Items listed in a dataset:
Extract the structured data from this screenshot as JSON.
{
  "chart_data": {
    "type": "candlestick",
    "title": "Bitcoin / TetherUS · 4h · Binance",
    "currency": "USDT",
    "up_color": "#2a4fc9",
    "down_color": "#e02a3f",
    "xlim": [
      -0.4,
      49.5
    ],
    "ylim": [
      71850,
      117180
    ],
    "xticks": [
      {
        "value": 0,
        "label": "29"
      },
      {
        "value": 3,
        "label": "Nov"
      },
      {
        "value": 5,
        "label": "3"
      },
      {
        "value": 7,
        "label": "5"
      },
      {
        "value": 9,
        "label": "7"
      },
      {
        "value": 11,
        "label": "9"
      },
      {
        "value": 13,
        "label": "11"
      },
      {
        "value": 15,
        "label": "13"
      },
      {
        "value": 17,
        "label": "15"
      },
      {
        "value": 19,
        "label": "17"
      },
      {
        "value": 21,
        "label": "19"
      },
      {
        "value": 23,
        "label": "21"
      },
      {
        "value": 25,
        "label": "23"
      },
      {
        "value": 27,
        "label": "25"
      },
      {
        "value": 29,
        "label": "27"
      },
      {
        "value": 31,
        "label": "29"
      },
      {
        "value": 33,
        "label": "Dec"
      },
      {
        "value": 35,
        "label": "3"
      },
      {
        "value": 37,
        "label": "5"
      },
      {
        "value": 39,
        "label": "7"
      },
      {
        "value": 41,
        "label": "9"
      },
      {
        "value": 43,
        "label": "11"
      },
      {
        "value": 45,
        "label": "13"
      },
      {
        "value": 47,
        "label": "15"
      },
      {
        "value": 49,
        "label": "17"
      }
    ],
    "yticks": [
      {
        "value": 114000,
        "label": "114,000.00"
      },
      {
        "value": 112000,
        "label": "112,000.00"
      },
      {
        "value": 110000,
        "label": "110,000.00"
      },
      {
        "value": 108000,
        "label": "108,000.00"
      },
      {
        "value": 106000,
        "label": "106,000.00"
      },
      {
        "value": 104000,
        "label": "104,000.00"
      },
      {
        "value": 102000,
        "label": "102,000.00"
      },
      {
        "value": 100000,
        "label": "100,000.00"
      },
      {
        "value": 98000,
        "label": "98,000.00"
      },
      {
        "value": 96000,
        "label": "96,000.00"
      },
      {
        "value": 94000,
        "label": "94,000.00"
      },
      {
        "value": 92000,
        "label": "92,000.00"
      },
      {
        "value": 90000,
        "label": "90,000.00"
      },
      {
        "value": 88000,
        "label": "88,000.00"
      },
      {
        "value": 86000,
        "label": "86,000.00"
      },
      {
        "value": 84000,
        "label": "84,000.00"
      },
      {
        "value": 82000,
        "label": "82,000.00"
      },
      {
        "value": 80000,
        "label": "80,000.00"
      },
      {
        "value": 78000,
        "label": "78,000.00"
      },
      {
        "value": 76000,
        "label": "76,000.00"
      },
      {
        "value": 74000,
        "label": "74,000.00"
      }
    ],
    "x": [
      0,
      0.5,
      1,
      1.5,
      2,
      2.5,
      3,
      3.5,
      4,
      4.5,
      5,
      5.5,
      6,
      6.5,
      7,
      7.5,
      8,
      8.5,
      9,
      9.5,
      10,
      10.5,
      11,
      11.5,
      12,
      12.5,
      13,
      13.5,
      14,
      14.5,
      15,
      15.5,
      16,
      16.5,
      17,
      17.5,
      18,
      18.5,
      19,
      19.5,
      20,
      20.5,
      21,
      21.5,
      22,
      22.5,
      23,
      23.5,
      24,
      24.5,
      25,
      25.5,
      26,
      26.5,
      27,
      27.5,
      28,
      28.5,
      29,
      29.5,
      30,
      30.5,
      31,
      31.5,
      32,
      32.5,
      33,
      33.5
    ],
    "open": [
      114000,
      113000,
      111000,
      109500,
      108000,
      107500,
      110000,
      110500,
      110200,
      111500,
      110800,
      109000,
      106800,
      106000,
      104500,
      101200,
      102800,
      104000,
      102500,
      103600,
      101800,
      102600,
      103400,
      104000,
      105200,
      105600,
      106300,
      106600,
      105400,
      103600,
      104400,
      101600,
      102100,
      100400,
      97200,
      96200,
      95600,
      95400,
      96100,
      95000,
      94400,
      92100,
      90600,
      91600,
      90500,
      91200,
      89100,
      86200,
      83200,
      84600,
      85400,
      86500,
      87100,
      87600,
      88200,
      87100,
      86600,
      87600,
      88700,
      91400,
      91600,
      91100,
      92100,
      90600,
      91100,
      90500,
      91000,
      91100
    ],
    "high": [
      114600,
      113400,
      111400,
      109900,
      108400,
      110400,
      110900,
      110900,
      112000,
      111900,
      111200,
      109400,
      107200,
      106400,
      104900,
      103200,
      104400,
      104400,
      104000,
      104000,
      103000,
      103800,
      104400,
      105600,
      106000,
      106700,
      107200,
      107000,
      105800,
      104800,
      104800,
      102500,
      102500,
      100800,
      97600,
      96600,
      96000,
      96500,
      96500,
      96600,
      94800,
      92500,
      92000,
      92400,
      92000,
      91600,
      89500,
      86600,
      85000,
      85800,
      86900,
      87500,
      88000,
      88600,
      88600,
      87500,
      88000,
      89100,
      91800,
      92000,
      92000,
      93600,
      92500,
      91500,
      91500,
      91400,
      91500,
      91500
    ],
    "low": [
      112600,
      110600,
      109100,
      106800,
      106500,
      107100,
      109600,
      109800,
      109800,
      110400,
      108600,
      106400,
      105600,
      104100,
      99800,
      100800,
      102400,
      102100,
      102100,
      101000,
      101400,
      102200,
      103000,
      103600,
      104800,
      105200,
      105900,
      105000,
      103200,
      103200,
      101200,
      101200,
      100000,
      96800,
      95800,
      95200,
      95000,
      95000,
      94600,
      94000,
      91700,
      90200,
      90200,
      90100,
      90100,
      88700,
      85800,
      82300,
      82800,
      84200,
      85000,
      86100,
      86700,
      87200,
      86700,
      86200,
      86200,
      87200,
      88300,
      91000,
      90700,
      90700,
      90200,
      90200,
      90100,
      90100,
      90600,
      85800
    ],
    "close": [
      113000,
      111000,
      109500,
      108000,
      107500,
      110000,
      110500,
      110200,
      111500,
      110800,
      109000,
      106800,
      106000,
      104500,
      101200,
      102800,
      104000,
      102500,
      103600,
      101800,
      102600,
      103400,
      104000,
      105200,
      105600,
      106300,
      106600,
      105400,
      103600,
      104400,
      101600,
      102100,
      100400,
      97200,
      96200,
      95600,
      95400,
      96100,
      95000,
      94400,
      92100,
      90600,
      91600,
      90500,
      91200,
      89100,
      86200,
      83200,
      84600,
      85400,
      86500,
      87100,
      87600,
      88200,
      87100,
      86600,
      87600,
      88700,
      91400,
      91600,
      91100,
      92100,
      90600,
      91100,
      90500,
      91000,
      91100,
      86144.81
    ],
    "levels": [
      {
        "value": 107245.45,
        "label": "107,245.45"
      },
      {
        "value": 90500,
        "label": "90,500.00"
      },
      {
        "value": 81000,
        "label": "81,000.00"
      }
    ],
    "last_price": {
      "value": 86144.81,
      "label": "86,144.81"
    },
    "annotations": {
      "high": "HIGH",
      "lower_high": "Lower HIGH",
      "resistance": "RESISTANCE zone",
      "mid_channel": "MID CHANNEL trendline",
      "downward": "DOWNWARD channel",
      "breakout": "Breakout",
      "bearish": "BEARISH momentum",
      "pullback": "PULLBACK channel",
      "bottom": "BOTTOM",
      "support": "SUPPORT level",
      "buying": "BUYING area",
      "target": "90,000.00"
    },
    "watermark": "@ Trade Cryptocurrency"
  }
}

What you should do:
Copy out the whole listing exactly as written.

Solution for this problem:
Extract the structured data from this screenshot as JSON.
{
  "chart_data": {
    "type": "candlestick",
    "title": "Bitcoin / TetherUS · 4h · Binance",
    "currency": "USDT",
    "up_color": "#2a4fc9",
    "down_color": "#e02a3f",
    "xlim": [
      -0.4,
      49.5
    ],
    "ylim": [
      71850,
      117180
    ],
    "xticks": [
      {
        "value": 0,
        "label": "29"
      },
      {
        "value": 3,
        "label": "Nov"
      },
      {
        "value": 5,
        "label": "3"
      },
      {
        "value": 7,
        "label": "5"
      },
      {
        "value": 9,
        "label": "7"
      },
      {
        "value": 11,
        "label": "9"
      },
      {
        "value": 13,
        "label": "11"
      },
      {
        "value": 15,
        "label": "13"
      },
      {
        "value": 17,
        "label": "15"
      },
      {
        "value": 19,
        "label": "17"
      },
      {
        "value": 21,
        "label": "19"
      },
      {
        "value": 23,
        "label": "21"
      },
      {
        "value": 25,
        "label": "23"
      },
      {
        "value": 27,
        "label": "25"
      },
      {
        "value": 29,
        "label": "27"
      },
      {
        "value": 31,
        "label": "29"
      },
      {
        "value": 33,
        "label": "Dec"
      },
      {
        "value": 35,
        "label": "3"
      },
      {
        "value": 37,
        "label": "5"
      },
      {
        "value": 39,
        "label": "7"
      },
      {
        "value": 41,
        "label": "9"
      },
      {
        "value": 43,
        "label": "11"
      },
      {
        "value": 45,
        "label": "13"
      },
      {
        "value": 47,
        "label": "15"
      },
      {
        "value": 49,
        "label": "17"
      }
    ],
    "yticks": [
      {
        "value": 114000,
        "label": "114,000.00"
      },
      {
        "value": 112000,
        "label": "112,000.00"
      },
      {
        "value": 110000,
        "label": "110,000.00"
      },
      {
        "value": 108000,
        "label": "108,000.00"
      },
      {
        "value": 106000,
        "label": "106,000.00"
      },
      {
        "value": 104000,
        "label": "104,000.00"
      },
      {
        "value": 102000,
        "label": "102,000.00"
      },
      {
        "value": 100000,
        "label": "100,000.00"
      },
      {
        "value": 98000,
        "label": "98,000.00"
      },
      {
        "value": 96000,
        "label": "96,000.00"
      },
      {
        "value": 94000,
        "label": "94,000.00"
      },
      {
        "value": 92000,
        "label": "92,000.00"
      },
      {
        "value": 90000,
        "label": "90,000.00"
      },
      {
        "value": 88000,
        "label": "88,000.00"
      },
      {
        "value": 86000,
        "label": "86,000.00"
      },
      {
        "value": 84000,
        "label": "84,000.00"
      },
      {
        "value": 82000,
        "label": "82,000.00"
      },
      {
        "value": 80000,
        "label": "80,000.00"
      },
      {
        "value": 78000,
        "label": "78,000.00"
      },
      {
        "value": 76000,
        "label": "76,000.00"
      },
      {
        "value": 74000,
        "label": "74,000.00"
      }
    ],
    "x": [
      0,
      0.5,
      1,
      1.5,
      2,
      2.5,
      3,
      3.5,
      4,
      4.5,
      5,
      5.5,
      6,
      6.5,
      7,
      7.5,
      8,
      8.5,
      9,
      9.5,
      10,
      10.5,
      11,
      11.5,
      12,
      12.5,
      13,
      13.5,
      14,
      14.5,
      15,
      15.5,
      16,
      16.5,
      17,
      17.5,
      18,
      18.5,
      19,
      19.5,
      20,
      20.5,
      21,
      21.5,
      22,
      22.5,
      23,
      23.5,
      24,
      24.5,
      25,
      25.5,
      26,
      26.5,
      27,
      27.5,
      28,
      28.5,
      29,
      29.5,
      30,
      30.5,
      31,
      31.5,
      32,
      32.5,
      33,
      33.5
    ],
    "open": [
      114000,
      113000,
      111000,
      109500,
      108000,
      107500,
      110000,
      110500,
      110200,
      111500,
      110800,
      109000,
      106800,
      106000,
      104500,
      101200,
      102800,
      104000,
      102500,
      103600,
      101800,
      102600,
      103400,
      104000,
      105200,
      105600,
      106300,
      106600,
      105400,
      103600,
      104400,
      101600,
      102100,
      100400,
      97200,
      96200,
      95600,
      95400,
      96100,
      95000,
      94400,
      92100,
      90600,
      91600,
      90500,
      91200,
      89100,
      86200,
      83200,
      84600,
      85400,
      86500,
      87100,
      87600,
      88200,
      87100,
      86600,
      87600,
      88700,
      91400,
      91600,
      91100,
      92100,
      90600,
      91100,
      90500,
      91000,
      91100
    ],
    "high": [
      114600,
      113400,
      111400,
      109900,
      108400,
      110400,
      110900,
      110900,
      112000,
      111900,
      111200,
      109400,
      107200,
      106400,
      104900,
      103200,
      104400,
      104400,
      104000,
      104000,
      103000,
      103800,
      104400,
      105600,
      106000,
      106700,
      107200,
      107000,
      105800,
      104800,
      104800,
      102500,
      102500,
      100800,
      97600,
      96600,
      96000,
      96500,
      96500,
      96600,
      94800,
      92500,
      92000,
      92400,
      92000,
      91600,
      89500,
      86600,
      85000,
      85800,
      86900,
      87500,
      88000,
      88600,
      88600,
      87500,
      88000,
      89100,
      91800,
      92000,
      92000,
      93600,
      92500,
      91500,
      91500,
      91400,
      91500,
      91500
    ],
    "low": [
      112600,
      110600,
      109100,
      106800,
      106500,
      107100,
      109600,
      109800,
      109800,
      110400,
      108600,
      106400,
      105600,
      104100,
      99800,
      100800,
      102400,
      102100,
      102100,
      101000,
      101400,
      102200,
      103000,
      103600,
      104800,
      105200,
      105900,
      105000,
      103200,
      103200,
      101200,
      101200,
      100000,
      96800,
      95800,
      95200,
      95000,
      95000,
      94600,
      94000,
      91700,
      90200,
      90200,
      90100,
      90100,
      88700,
      85800,
      82300,
      82800,
      84200,
      85000,
      86100,
      86700,
      87200,
      86700,
      86200,
      86200,
      87200,
      88300,
      91000,
      90700,
      90700,
      90200,
      90200,
      90100,
      90100,
      90600,
      85800
    ],
    "close": [
      113000,
      111000,
      109500,
      108000,
      107500,
      110000,
      110500,
      110200,
      111500,
      110800,
      109000,
      106800,
      106000,
      104500,
      101200,
      102800,
      104000,
      102500,
      103600,
      101800,
      102600,
      103400,
      104000,
      105200,
      105600,
      106300,
      106600,
      105400,
      103600,
      104400,
      101600,
      102100,
      100400,
      97200,
      96200,
      95600,
      95400,
      96100,
      95000,
      94400,
      92100,
      90600,
      91600,
      90500,
      91200,
      89100,
      86200,
      83200,
      84600,
      85400,
      86500,
      87100,
      87600,
      88200,
      87100,
      86600,
      87600,
      88700,
      91400,
      91600,
      91100,
      92100,
      90600,
      91100,
      90500,
      91000,
      91100,
      86144.81
    ],
    "levels": [
      {
        "value": 107245.45,
        "label": "107,245.45"
      },
      {
        "value": 90500,
        "label": "90,500.00"
      },
      {
        "value": 81000,
        "label": "81,000.00"
      }
    ],
    "last_price": {
      "value": 86144.81,
      "label": "86,144.81"
    },
    "annotations": {
      "high": "HIGH",
      "lower_high": "Lower HIGH",
      "resistance": "RESISTANCE zone",
      "mid_channel": "MID CHANNEL trendline",
      "downward": "DOWNWARD channel",
      "breakout": "Breakout",
      "bearish": "BEARISH momentum",
      "pullback": "PULLBACK channel",
      "bottom": "BOTTOM",
      "support": "SUPPORT level",
      "buying": "BUYING area",
      "target": "90,000.00"
    },
    "watermark": "@ Trade Cryptocurrency"
  }
}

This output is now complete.